» What you will do: State how many lines of the entries hold the string "dans". Reply with the number alone.

» Entries supplied:
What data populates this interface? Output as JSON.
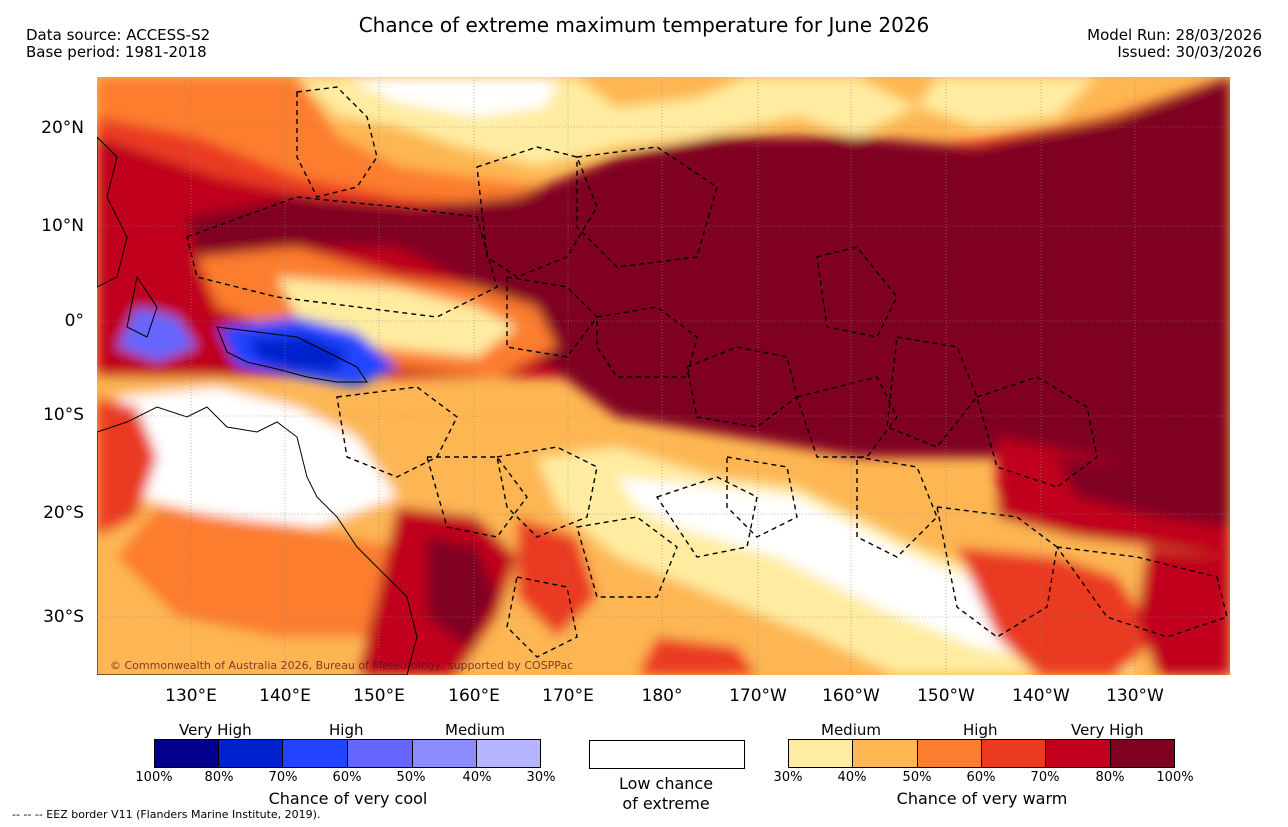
{
  "header": {
    "title": "Chance of extreme maximum temperature for June 2026",
    "data_source": "Data source: ACCESS-S2",
    "base_period": "Base period: 1981-2018",
    "model_run": "Model Run: 28/03/2026",
    "issued": "Issued: 30/03/2026"
  },
  "axes": {
    "lat_labels": [
      "20°N",
      "10°N",
      "0°",
      "10°S",
      "20°S",
      "30°S"
    ],
    "lon_labels": [
      "130°E",
      "140°E",
      "150°E",
      "160°E",
      "170°E",
      "180°",
      "170°W",
      "160°W",
      "150°W",
      "140°W",
      "130°W"
    ]
  },
  "map": {
    "copyright": "© Commonwealth of Australia 2026, Bureau of Meteorology, supported by COSPPac"
  },
  "legend_cool": {
    "categories": [
      "Very High",
      "High",
      "Medium"
    ],
    "colors": [
      "#00008c",
      "#0022cc",
      "#2244ff",
      "#6666ff",
      "#8c8cff",
      "#b4b4ff"
    ],
    "ticks": [
      "100%",
      "80%",
      "70%",
      "60%",
      "50%",
      "40%",
      "30%"
    ],
    "title": "Chance of very cool"
  },
  "legend_low": {
    "line1": "Low chance",
    "line2": "of extreme"
  },
  "legend_warm": {
    "categories": [
      "Medium",
      "High",
      "Very High"
    ],
    "colors": [
      "#ffeca0",
      "#fdb652",
      "#fc7d2d",
      "#ea3a20",
      "#c0001c",
      "#800020"
    ],
    "ticks": [
      "30%",
      "40%",
      "50%",
      "60%",
      "70%",
      "80%",
      "100%"
    ],
    "title": "Chance of very warm"
  },
  "footer": {
    "eez": "--  --  -- EEZ border V11 (Flanders Marine Institute, 2019)."
  }
}
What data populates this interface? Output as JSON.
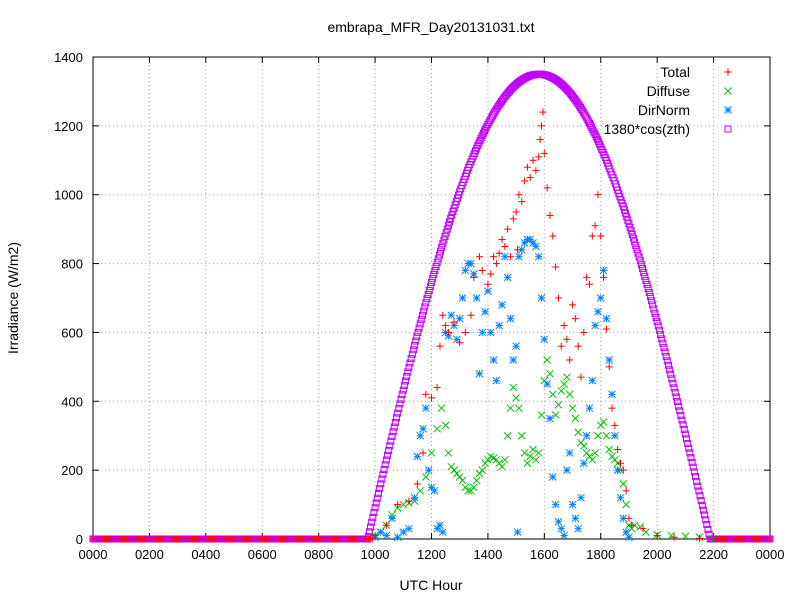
{
  "chart_data": {
    "type": "scatter",
    "title": "embrapa_MFR_Day20131031.txt",
    "xlabel": "UTC Hour",
    "ylabel": "Irradiance (W/m2)",
    "xlim": [
      0,
      2400
    ],
    "ylim": [
      0,
      1400
    ],
    "x_ticks": [
      "0000",
      "0200",
      "0400",
      "0600",
      "0800",
      "1000",
      "1200",
      "1400",
      "1600",
      "1800",
      "2000",
      "2200",
      "0000"
    ],
    "y_ticks": [
      "0",
      "200",
      "400",
      "600",
      "800",
      "1000",
      "1200",
      "1400"
    ],
    "grid": true,
    "legend_position": "top-right",
    "series": [
      {
        "name": "Total",
        "marker": "plus",
        "color": "#ff0000",
        "points": [
          [
            1000,
            10
          ],
          [
            1040,
            40
          ],
          [
            1080,
            100
          ],
          [
            1120,
            110
          ],
          [
            1150,
            160
          ],
          [
            1170,
            250
          ],
          [
            1180,
            420
          ],
          [
            1200,
            410
          ],
          [
            1220,
            440
          ],
          [
            1230,
            560
          ],
          [
            1240,
            650
          ],
          [
            1250,
            620
          ],
          [
            1260,
            600
          ],
          [
            1280,
            630
          ],
          [
            1300,
            570
          ],
          [
            1320,
            600
          ],
          [
            1340,
            650
          ],
          [
            1350,
            760
          ],
          [
            1370,
            820
          ],
          [
            1380,
            780
          ],
          [
            1400,
            740
          ],
          [
            1410,
            770
          ],
          [
            1420,
            820
          ],
          [
            1430,
            800
          ],
          [
            1440,
            830
          ],
          [
            1450,
            870
          ],
          [
            1460,
            850
          ],
          [
            1470,
            900
          ],
          [
            1480,
            820
          ],
          [
            1490,
            930
          ],
          [
            1500,
            950
          ],
          [
            1505,
            840
          ],
          [
            1510,
            1000
          ],
          [
            1520,
            980
          ],
          [
            1530,
            1040
          ],
          [
            1540,
            1080
          ],
          [
            1550,
            1050
          ],
          [
            1560,
            1100
          ],
          [
            1570,
            1070
          ],
          [
            1580,
            1110
          ],
          [
            1585,
            1160
          ],
          [
            1590,
            1200
          ],
          [
            1595,
            1240
          ],
          [
            1600,
            1120
          ],
          [
            1610,
            1020
          ],
          [
            1620,
            940
          ],
          [
            1630,
            880
          ],
          [
            1640,
            790
          ],
          [
            1650,
            700
          ],
          [
            1660,
            560
          ],
          [
            1670,
            620
          ],
          [
            1680,
            580
          ],
          [
            1690,
            520
          ],
          [
            1700,
            680
          ],
          [
            1710,
            640
          ],
          [
            1720,
            560
          ],
          [
            1730,
            470
          ],
          [
            1740,
            600
          ],
          [
            1750,
            760
          ],
          [
            1760,
            740
          ],
          [
            1770,
            880
          ],
          [
            1780,
            910
          ],
          [
            1790,
            1000
          ],
          [
            1800,
            880
          ],
          [
            1810,
            760
          ],
          [
            1820,
            610
          ],
          [
            1830,
            500
          ],
          [
            1840,
            380
          ],
          [
            1850,
            330
          ],
          [
            1860,
            260
          ],
          [
            1870,
            220
          ],
          [
            1880,
            200
          ],
          [
            1890,
            140
          ],
          [
            1900,
            60
          ],
          [
            1910,
            40
          ],
          [
            1950,
            30
          ],
          [
            2000,
            10
          ],
          [
            2060,
            5
          ],
          [
            2150,
            2
          ],
          [
            2200,
            0
          ]
        ]
      },
      {
        "name": "Diffuse",
        "marker": "cross",
        "color": "#00c000",
        "points": [
          [
            1000,
            10
          ],
          [
            1020,
            20
          ],
          [
            1040,
            40
          ],
          [
            1060,
            70
          ],
          [
            1080,
            90
          ],
          [
            1100,
            100
          ],
          [
            1120,
            105
          ],
          [
            1140,
            110
          ],
          [
            1160,
            140
          ],
          [
            1180,
            180
          ],
          [
            1200,
            250
          ],
          [
            1220,
            320
          ],
          [
            1235,
            380
          ],
          [
            1250,
            330
          ],
          [
            1260,
            250
          ],
          [
            1270,
            210
          ],
          [
            1280,
            200
          ],
          [
            1290,
            190
          ],
          [
            1300,
            180
          ],
          [
            1310,
            170
          ],
          [
            1320,
            150
          ],
          [
            1330,
            140
          ],
          [
            1340,
            140
          ],
          [
            1350,
            150
          ],
          [
            1360,
            170
          ],
          [
            1370,
            190
          ],
          [
            1380,
            200
          ],
          [
            1390,
            220
          ],
          [
            1400,
            230
          ],
          [
            1410,
            240
          ],
          [
            1420,
            235
          ],
          [
            1430,
            230
          ],
          [
            1440,
            220
          ],
          [
            1450,
            210
          ],
          [
            1460,
            230
          ],
          [
            1470,
            300
          ],
          [
            1480,
            380
          ],
          [
            1490,
            440
          ],
          [
            1500,
            410
          ],
          [
            1510,
            380
          ],
          [
            1520,
            300
          ],
          [
            1530,
            250
          ],
          [
            1540,
            220
          ],
          [
            1550,
            240
          ],
          [
            1560,
            260
          ],
          [
            1570,
            230
          ],
          [
            1580,
            250
          ],
          [
            1590,
            360
          ],
          [
            1600,
            460
          ],
          [
            1610,
            520
          ],
          [
            1620,
            480
          ],
          [
            1630,
            420
          ],
          [
            1640,
            360
          ],
          [
            1650,
            390
          ],
          [
            1660,
            430
          ],
          [
            1670,
            450
          ],
          [
            1680,
            470
          ],
          [
            1690,
            420
          ],
          [
            1700,
            380
          ],
          [
            1710,
            350
          ],
          [
            1720,
            310
          ],
          [
            1730,
            280
          ],
          [
            1740,
            270
          ],
          [
            1750,
            250
          ],
          [
            1760,
            240
          ],
          [
            1770,
            230
          ],
          [
            1780,
            250
          ],
          [
            1790,
            300
          ],
          [
            1800,
            330
          ],
          [
            1810,
            340
          ],
          [
            1820,
            300
          ],
          [
            1830,
            260
          ],
          [
            1840,
            240
          ],
          [
            1850,
            230
          ],
          [
            1860,
            220
          ],
          [
            1870,
            200
          ],
          [
            1880,
            160
          ],
          [
            1890,
            100
          ],
          [
            1900,
            40
          ],
          [
            1910,
            30
          ],
          [
            1920,
            40
          ],
          [
            1940,
            35
          ],
          [
            1960,
            20
          ],
          [
            2000,
            12
          ],
          [
            2050,
            10
          ],
          [
            2100,
            8
          ],
          [
            2150,
            5
          ],
          [
            2200,
            0
          ]
        ]
      },
      {
        "name": "DirNorm",
        "marker": "star",
        "color": "#0080ff",
        "points": [
          [
            1000,
            5
          ],
          [
            1020,
            20
          ],
          [
            1040,
            10
          ],
          [
            1060,
            60
          ],
          [
            1080,
            5
          ],
          [
            1100,
            20
          ],
          [
            1120,
            30
          ],
          [
            1140,
            120
          ],
          [
            1150,
            240
          ],
          [
            1160,
            300
          ],
          [
            1170,
            320
          ],
          [
            1180,
            380
          ],
          [
            1190,
            200
          ],
          [
            1200,
            150
          ],
          [
            1210,
            140
          ],
          [
            1220,
            30
          ],
          [
            1230,
            40
          ],
          [
            1240,
            20
          ],
          [
            1250,
            600
          ],
          [
            1260,
            590
          ],
          [
            1270,
            650
          ],
          [
            1280,
            620
          ],
          [
            1290,
            580
          ],
          [
            1300,
            640
          ],
          [
            1310,
            700
          ],
          [
            1320,
            780
          ],
          [
            1330,
            800
          ],
          [
            1340,
            800
          ],
          [
            1350,
            770
          ],
          [
            1360,
            700
          ],
          [
            1370,
            480
          ],
          [
            1380,
            600
          ],
          [
            1390,
            660
          ],
          [
            1400,
            720
          ],
          [
            1410,
            600
          ],
          [
            1420,
            520
          ],
          [
            1430,
            460
          ],
          [
            1440,
            620
          ],
          [
            1450,
            680
          ],
          [
            1460,
            820
          ],
          [
            1470,
            760
          ],
          [
            1480,
            640
          ],
          [
            1490,
            520
          ],
          [
            1500,
            560
          ],
          [
            1505,
            20
          ],
          [
            1510,
            820
          ],
          [
            1520,
            840
          ],
          [
            1530,
            860
          ],
          [
            1540,
            870
          ],
          [
            1550,
            870
          ],
          [
            1560,
            860
          ],
          [
            1570,
            850
          ],
          [
            1580,
            820
          ],
          [
            1590,
            700
          ],
          [
            1600,
            580
          ],
          [
            1610,
            450
          ],
          [
            1620,
            350
          ],
          [
            1630,
            180
          ],
          [
            1640,
            100
          ],
          [
            1650,
            50
          ],
          [
            1660,
            30
          ],
          [
            1670,
            10
          ],
          [
            1680,
            200
          ],
          [
            1690,
            250
          ],
          [
            1700,
            100
          ],
          [
            1710,
            60
          ],
          [
            1720,
            30
          ],
          [
            1730,
            120
          ],
          [
            1740,
            220
          ],
          [
            1750,
            300
          ],
          [
            1760,
            380
          ],
          [
            1770,
            460
          ],
          [
            1780,
            620
          ],
          [
            1790,
            660
          ],
          [
            1800,
            700
          ],
          [
            1810,
            780
          ],
          [
            1820,
            640
          ],
          [
            1830,
            520
          ],
          [
            1840,
            420
          ],
          [
            1850,
            300
          ],
          [
            1860,
            200
          ],
          [
            1870,
            120
          ],
          [
            1880,
            60
          ],
          [
            1890,
            20
          ],
          [
            1900,
            5
          ]
        ]
      },
      {
        "name": "1380*cos(zth)",
        "marker": "square",
        "color": "#c000ff",
        "function": {
          "amplitude": 1350,
          "sunrise": 974,
          "sunset": 2188
        }
      }
    ]
  }
}
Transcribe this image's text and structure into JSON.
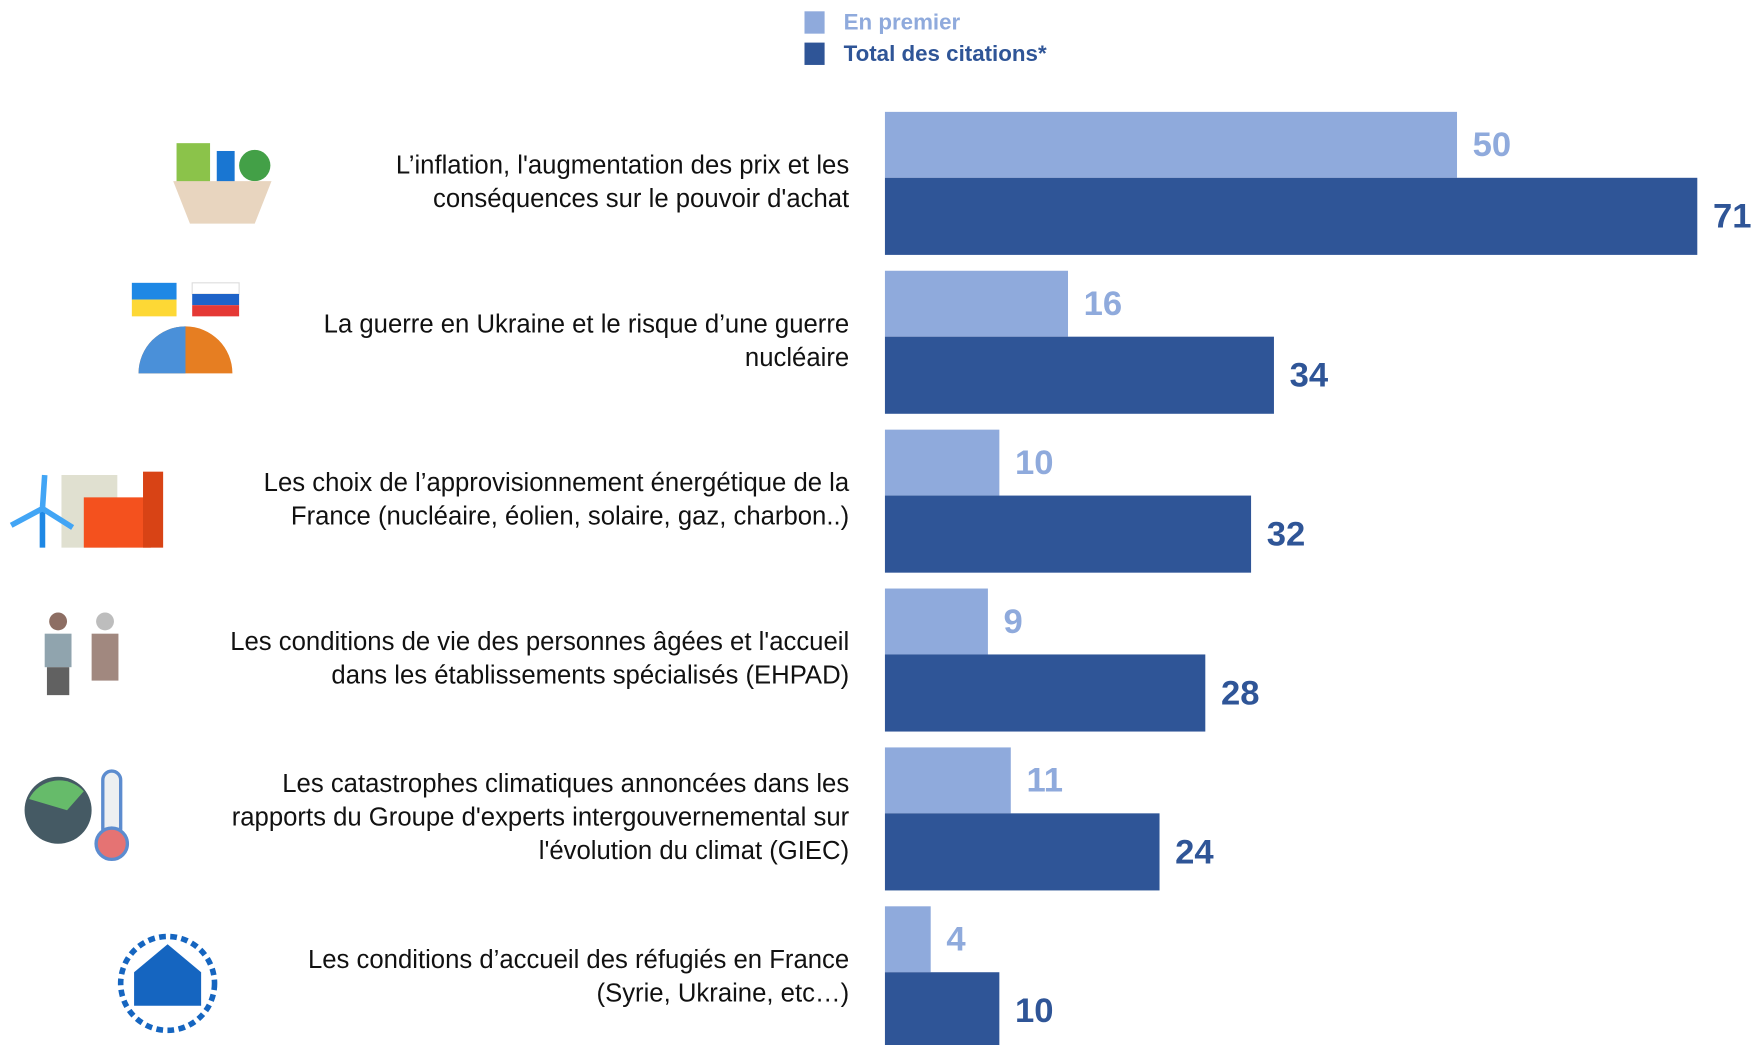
{
  "chart_data": {
    "type": "hbar_grouped",
    "categories": [
      [
        "L’inflation, l'augmentation des prix et les",
        "conséquences sur le pouvoir d'achat"
      ],
      [
        "La guerre en Ukraine et le risque d’une guerre",
        "nucléaire"
      ],
      [
        "Les choix de l’approvisionnement énergétique de la",
        "France (nucléaire, éolien, solaire, gaz, charbon..)"
      ],
      [
        "Les conditions de vie des personnes âgées et l'accueil",
        "dans les établissements spécialisés (EHPAD)"
      ],
      [
        "Les catastrophes climatiques annoncées dans les",
        "rapports du Groupe d'experts intergouvernemental sur",
        "l'évolution du climat (GIEC)"
      ],
      [
        "Les conditions d’accueil des réfugiés en France",
        "(Syrie, Ukraine, etc…)"
      ]
    ],
    "series": [
      {
        "name": "En premier",
        "color": "#8faadc",
        "values": [
          50,
          16,
          10,
          9,
          11,
          4
        ]
      },
      {
        "name": "Total des citations*",
        "color": "#2f5597",
        "values": [
          71,
          34,
          32,
          28,
          24,
          10
        ]
      }
    ]
  }
}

» In response: 2